## [WHAT IS BEING ASKED]
In the entries, find all lines that hold the word "宝宝场景" and copy them.
--- BEGIN PROVIDED RECORDS ---
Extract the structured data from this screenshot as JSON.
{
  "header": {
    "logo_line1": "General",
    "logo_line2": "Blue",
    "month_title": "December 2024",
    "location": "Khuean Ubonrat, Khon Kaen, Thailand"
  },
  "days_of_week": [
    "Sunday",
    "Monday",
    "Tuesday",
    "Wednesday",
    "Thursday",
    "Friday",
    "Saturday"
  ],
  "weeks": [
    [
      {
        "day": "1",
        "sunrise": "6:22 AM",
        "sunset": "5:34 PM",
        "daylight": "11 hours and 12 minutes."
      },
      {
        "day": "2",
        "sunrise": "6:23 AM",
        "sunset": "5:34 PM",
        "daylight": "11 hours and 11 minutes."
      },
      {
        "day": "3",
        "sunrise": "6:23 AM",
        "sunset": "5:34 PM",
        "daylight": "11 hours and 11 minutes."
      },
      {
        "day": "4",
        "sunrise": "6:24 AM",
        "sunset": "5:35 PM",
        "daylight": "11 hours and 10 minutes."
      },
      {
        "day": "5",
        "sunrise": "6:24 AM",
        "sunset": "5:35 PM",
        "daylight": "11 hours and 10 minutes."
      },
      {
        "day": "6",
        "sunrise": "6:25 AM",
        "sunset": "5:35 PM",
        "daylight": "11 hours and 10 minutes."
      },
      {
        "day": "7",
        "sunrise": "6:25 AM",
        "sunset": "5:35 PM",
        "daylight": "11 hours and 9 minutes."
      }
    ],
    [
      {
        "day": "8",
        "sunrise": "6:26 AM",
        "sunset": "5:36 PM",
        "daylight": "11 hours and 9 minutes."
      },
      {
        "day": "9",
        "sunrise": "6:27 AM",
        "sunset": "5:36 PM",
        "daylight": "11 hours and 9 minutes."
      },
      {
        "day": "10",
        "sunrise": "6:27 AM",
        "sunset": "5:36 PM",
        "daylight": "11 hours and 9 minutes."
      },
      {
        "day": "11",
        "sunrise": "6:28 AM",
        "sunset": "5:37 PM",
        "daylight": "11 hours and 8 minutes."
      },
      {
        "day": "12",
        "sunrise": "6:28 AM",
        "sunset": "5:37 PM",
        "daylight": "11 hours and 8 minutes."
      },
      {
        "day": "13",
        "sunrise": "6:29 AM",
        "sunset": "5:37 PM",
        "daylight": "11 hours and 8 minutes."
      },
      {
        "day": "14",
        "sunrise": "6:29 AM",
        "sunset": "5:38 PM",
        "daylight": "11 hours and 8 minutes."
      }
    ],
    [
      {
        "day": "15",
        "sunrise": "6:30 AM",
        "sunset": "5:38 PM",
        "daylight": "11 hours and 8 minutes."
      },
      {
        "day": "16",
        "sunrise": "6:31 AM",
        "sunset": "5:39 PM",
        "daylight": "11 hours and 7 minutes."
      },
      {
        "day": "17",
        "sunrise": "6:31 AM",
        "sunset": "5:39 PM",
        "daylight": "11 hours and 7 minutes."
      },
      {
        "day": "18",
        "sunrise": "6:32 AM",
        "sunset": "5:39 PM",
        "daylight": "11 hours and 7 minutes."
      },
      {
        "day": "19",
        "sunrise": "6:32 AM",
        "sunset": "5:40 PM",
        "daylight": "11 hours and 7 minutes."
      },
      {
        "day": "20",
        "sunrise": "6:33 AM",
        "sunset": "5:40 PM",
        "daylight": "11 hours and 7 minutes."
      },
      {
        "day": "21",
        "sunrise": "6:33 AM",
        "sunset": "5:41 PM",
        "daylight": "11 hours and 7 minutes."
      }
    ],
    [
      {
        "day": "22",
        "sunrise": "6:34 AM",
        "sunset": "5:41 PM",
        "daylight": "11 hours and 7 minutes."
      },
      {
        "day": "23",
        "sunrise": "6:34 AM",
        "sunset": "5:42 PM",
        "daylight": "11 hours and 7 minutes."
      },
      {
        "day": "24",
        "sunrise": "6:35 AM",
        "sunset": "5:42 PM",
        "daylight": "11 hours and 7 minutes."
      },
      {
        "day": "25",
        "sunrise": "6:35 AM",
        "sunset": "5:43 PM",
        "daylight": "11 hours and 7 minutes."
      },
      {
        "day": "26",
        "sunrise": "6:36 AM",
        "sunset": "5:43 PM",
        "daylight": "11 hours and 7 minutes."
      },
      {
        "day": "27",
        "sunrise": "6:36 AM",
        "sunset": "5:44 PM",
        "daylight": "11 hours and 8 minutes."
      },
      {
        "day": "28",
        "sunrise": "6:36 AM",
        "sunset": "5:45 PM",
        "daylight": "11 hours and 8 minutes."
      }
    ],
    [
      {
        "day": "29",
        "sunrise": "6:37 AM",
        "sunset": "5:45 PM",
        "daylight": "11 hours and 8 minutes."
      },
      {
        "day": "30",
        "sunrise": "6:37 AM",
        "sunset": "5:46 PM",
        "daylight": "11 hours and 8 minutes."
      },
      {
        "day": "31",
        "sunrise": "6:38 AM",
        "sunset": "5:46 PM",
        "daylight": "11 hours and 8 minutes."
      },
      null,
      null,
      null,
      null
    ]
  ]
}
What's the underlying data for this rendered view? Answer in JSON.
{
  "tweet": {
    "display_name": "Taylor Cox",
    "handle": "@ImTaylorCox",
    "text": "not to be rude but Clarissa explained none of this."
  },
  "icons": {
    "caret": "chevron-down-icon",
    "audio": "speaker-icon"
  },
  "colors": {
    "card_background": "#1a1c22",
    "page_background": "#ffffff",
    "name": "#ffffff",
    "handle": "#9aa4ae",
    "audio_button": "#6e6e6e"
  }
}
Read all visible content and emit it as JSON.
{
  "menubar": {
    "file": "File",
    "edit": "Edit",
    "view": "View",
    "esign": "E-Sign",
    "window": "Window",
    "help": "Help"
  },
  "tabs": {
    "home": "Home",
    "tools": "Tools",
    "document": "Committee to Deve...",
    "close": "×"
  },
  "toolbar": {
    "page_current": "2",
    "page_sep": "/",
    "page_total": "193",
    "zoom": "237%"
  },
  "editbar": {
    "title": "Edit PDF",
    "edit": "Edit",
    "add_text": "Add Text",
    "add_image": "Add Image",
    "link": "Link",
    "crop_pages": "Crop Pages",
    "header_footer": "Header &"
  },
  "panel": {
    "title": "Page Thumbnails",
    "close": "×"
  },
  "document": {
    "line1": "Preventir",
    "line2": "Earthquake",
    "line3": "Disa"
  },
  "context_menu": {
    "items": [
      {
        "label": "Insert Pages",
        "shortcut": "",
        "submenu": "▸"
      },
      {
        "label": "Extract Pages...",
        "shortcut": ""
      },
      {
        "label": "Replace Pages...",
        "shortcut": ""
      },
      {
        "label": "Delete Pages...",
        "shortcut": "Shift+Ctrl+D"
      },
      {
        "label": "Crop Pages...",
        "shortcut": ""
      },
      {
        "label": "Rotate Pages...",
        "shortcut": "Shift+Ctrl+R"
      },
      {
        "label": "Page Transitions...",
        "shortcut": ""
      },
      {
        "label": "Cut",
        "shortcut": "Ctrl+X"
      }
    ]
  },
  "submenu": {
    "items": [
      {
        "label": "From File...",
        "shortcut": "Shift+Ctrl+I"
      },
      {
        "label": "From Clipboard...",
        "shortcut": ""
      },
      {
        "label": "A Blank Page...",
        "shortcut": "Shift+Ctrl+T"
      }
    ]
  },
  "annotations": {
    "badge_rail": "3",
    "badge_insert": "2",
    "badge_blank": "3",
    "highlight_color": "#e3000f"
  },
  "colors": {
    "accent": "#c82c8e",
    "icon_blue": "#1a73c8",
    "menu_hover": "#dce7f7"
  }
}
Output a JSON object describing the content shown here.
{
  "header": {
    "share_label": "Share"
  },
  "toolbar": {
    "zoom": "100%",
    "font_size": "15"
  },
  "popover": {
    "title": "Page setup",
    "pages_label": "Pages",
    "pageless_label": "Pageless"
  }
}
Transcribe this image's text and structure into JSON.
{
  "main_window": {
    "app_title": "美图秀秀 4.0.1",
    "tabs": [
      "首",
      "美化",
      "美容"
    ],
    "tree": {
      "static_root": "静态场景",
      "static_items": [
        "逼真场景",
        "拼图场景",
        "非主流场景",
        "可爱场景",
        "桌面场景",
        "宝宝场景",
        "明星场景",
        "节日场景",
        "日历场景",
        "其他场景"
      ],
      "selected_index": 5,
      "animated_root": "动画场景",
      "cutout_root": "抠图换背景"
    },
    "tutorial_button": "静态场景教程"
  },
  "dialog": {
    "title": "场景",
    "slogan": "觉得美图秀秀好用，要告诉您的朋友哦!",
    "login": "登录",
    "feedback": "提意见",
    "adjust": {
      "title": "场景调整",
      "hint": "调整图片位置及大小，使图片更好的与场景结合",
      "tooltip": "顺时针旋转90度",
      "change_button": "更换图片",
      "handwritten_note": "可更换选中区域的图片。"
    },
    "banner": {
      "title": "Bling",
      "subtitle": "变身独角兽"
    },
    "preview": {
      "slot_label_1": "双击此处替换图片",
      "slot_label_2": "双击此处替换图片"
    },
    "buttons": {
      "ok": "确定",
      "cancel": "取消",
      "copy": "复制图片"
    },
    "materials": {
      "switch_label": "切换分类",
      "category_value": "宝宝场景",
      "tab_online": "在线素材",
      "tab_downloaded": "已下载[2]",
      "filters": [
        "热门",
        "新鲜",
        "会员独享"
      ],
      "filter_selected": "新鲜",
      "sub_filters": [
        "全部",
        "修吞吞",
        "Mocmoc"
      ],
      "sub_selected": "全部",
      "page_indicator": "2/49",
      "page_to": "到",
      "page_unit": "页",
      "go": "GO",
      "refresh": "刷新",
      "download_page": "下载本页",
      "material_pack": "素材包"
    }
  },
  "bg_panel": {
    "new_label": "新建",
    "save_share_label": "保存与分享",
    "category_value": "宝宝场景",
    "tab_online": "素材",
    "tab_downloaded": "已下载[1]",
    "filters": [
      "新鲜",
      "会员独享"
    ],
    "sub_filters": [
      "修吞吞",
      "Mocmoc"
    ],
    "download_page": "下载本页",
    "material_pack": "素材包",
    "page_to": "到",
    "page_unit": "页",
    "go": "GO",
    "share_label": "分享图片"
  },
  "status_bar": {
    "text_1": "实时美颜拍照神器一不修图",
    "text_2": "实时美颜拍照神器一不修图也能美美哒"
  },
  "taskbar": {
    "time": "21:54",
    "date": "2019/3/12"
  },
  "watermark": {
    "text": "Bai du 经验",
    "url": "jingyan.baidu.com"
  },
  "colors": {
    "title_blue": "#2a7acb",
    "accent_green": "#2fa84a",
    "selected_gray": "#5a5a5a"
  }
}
--- END PROVIDED RECORDS ---
## [EXERCISE OUTPUT]
        "宝宝场景",
      "category_value": "宝宝场景",
    "category_value": "宝宝场景",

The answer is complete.